Extract:
Start

Fitch Affirms Midland County, Texas' GOs at 'AAA'; Outlook Stable
--\$18.1 million general obligation (GO) bonds, series 2009 at 'AAA'.
The Rating Outlook is Stable.
SECURITY
The GO bonds are payable from an annual county-wide property tax levy limited to \$0.80 per \$100 of taxable assessed valuation (TAV).
KEY RATING DRIVERS
TAX BASE CONCENTRATION: TAV has doubled over the past six years reflecting the county's role as the commercial hub and corporate headquarters for Permian Basin energy activity. Fitch expects the potential for a near term decline in TAV based on declining oil prices. This potential is incorporated in the 'AAA' rating.
ECONOMICALLY SENSITIVE REVENUE EXPOSURE: Inherently volatile sales tax revenues represent the largest general government funding source, allowing the county to maintain a very low ad valorem tax rate. Sales tax exposure is accentuated by the dominant role of oil and gas in the county, also sensitive to price swings.
RESERVES A CREDIT MITIGANT: The county has prudently managed costs amidst rapid revenue growth, enabling it to build healthy general fund balances. The county's sizable reserves provide a buffer against revenue cyclicality and tax base concentration.
LOW DEBT PROFILE: The county is an infrequent borrower with low overall debt levels, reflecting a history of paygo capital spending. Fitch expects the county's debt burden to remain low based on the lack of debt issuance plans.

End

Collected data:
Start

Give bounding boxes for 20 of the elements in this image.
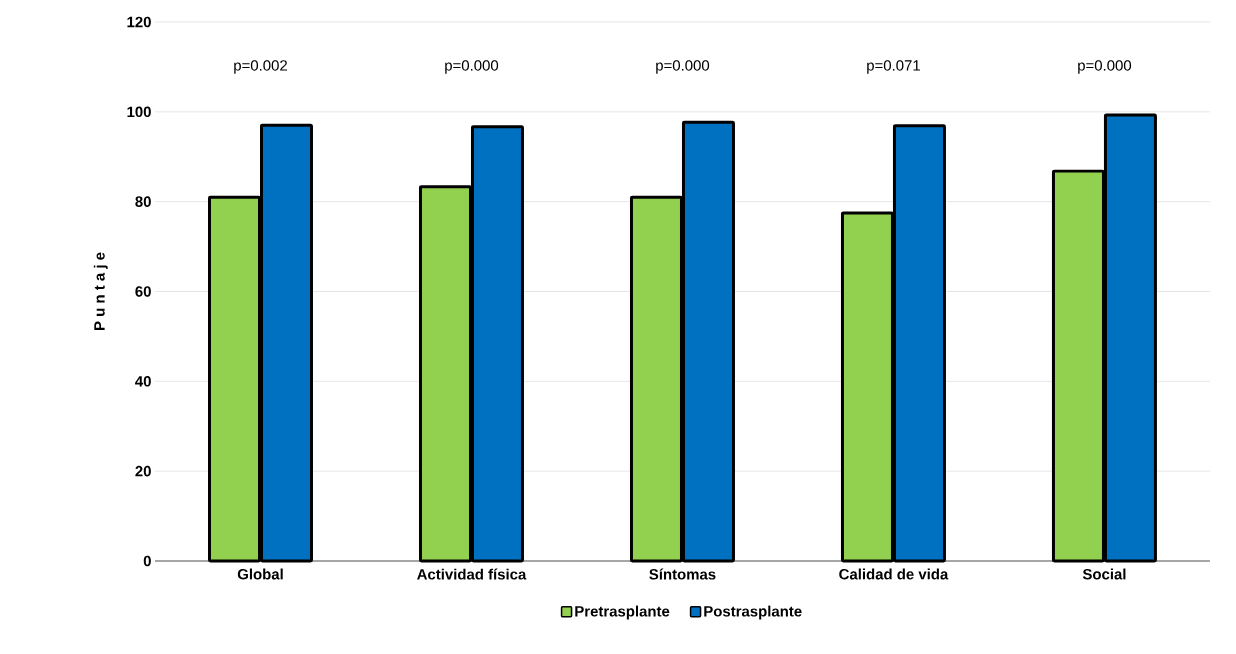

End

Problem requirements: Extend the Fitch rating release on Midland County, Texas' general obligation bonds, picking up after its final sentence about the county's lack of debt issuance plans.

Result of this exercise:
FAVORABLE ECONOMIC METRICS: The county's income and wealth measures are above average while unemployment is low.
RATING SENSITIVITIES
WEAKENED FINANCIAL PROFILE: The rating is sensitive to shifts in fundamental credit characteristics, including the county's strong reserves which help to mitigate exposure to oil and gas price fluctuations and the inherent cyclicality of sales tax revenues. The Stable Outlook reflects Fitch's expectation that such shifts are unlikely.
CREDIT PROFILE
Midland County is located in the Permian Basin region of west Texas and includes the city of Midland.
ENERGY-BASED ECONOMY
The Permian Basin is one of the country's largest oil and gas reservoirs whose exploration and drilling has fueled strong economic activity. The county's fiscal 2015 TAV of \$21.2 billion represents a doubling of value since fiscal 2009. Fiscal 2015 market value per capita is a high \$153,000.
Real oil, gas and other mineral values comprise 24% of the fiscal 2015 tax base, with the top 10 taxpayers making up 16%. Accounting for approximately 5.5% of TAV, Pioneer Natural Resources has remained the county's top taxpayer for over 10 years. Fitch anticipates a likely decline in the county's energy-rich TAV in the next couple of years based on the current trend of lower oil prices. This expectation is incorporated in the current rating.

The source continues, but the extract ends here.